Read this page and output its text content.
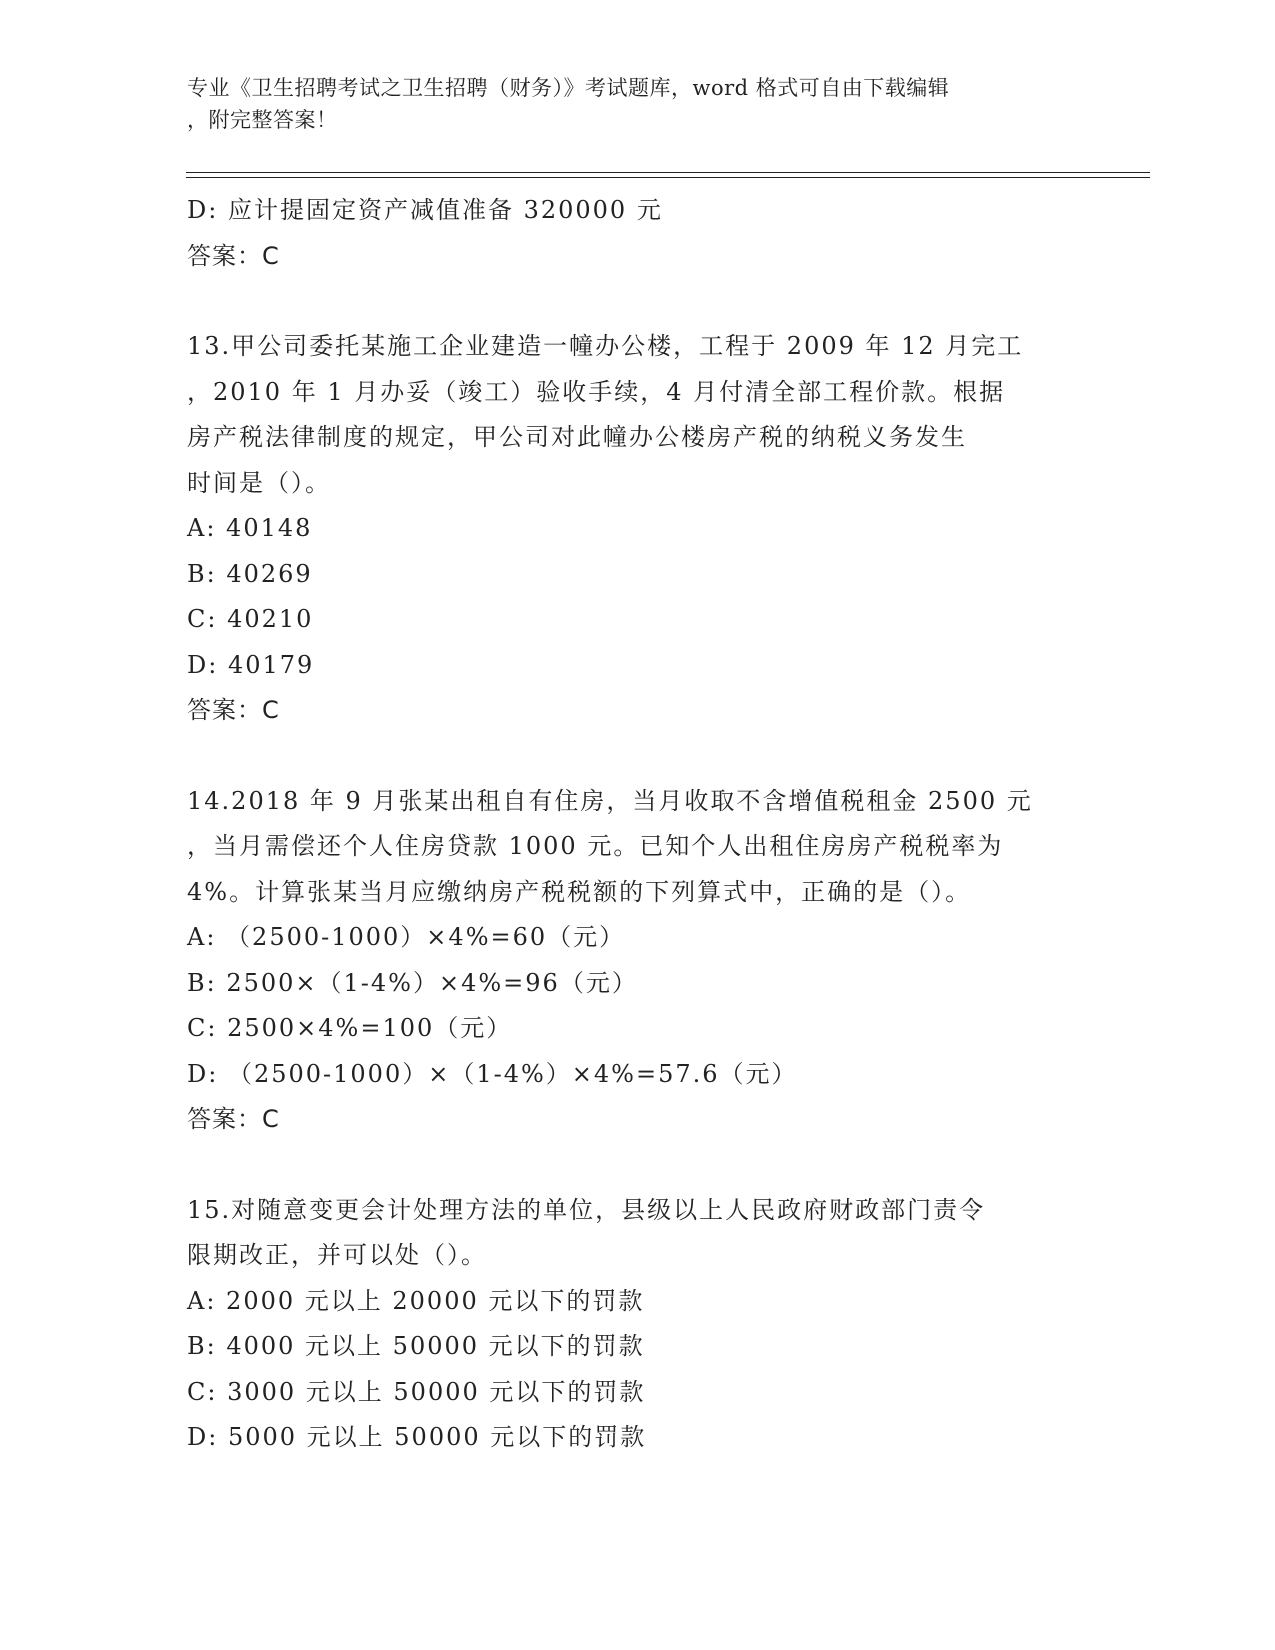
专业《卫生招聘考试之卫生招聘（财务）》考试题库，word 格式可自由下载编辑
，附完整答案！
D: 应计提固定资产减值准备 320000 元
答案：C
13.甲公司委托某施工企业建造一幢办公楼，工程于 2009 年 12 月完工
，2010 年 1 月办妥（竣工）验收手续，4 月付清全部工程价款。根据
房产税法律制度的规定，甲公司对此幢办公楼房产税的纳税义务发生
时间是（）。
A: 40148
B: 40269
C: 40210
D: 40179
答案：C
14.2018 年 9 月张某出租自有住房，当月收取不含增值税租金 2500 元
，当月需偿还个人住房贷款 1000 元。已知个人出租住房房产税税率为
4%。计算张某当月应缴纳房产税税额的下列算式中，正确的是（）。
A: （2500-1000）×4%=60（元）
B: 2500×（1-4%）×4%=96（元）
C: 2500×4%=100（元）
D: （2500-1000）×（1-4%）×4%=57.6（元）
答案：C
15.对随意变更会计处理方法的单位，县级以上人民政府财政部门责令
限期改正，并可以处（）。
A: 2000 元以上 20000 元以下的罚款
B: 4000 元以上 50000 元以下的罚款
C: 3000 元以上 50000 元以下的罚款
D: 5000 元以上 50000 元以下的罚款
════
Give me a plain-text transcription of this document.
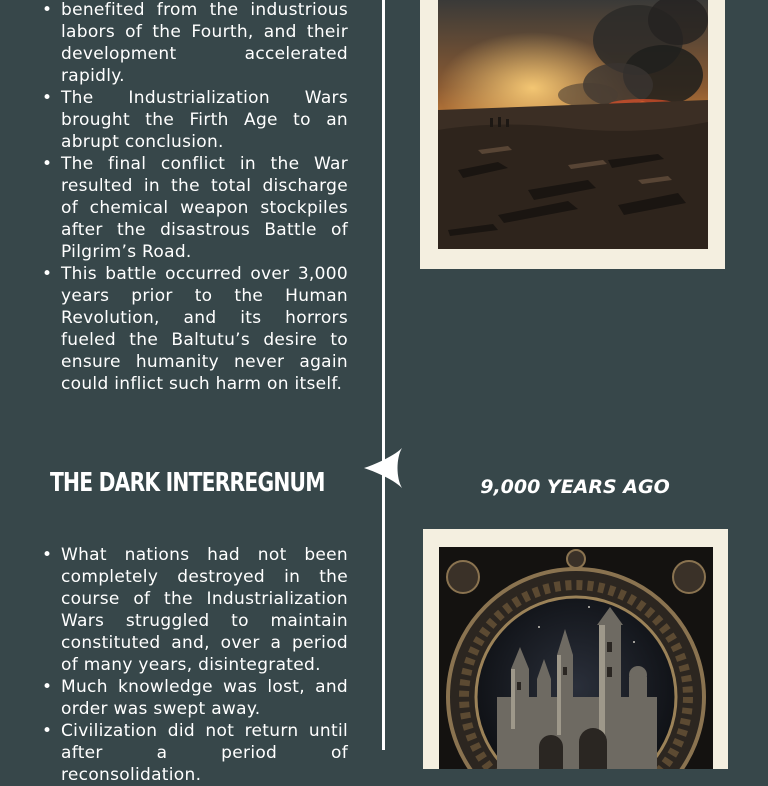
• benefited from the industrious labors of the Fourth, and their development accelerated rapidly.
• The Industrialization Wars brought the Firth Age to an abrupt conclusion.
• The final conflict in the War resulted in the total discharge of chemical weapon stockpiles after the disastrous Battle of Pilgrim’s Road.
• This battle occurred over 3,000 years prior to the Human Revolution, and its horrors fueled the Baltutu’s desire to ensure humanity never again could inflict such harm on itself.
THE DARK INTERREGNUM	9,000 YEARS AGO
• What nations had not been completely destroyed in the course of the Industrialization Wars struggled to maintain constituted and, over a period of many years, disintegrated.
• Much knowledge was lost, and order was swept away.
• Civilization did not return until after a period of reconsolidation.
════
Goal:
Copy out every line of the data that includes the word "over".

Response:
• This battle occurred over 3,000 years prior to the Human Revolution, and its horrors fueled the Baltutu’s desire to ensure humanity never again could inflict such harm on itself.
• What nations had not been completely destroyed in the course of the Industrialization Wars struggled to maintain constituted and, over a period of many years, disintegrated.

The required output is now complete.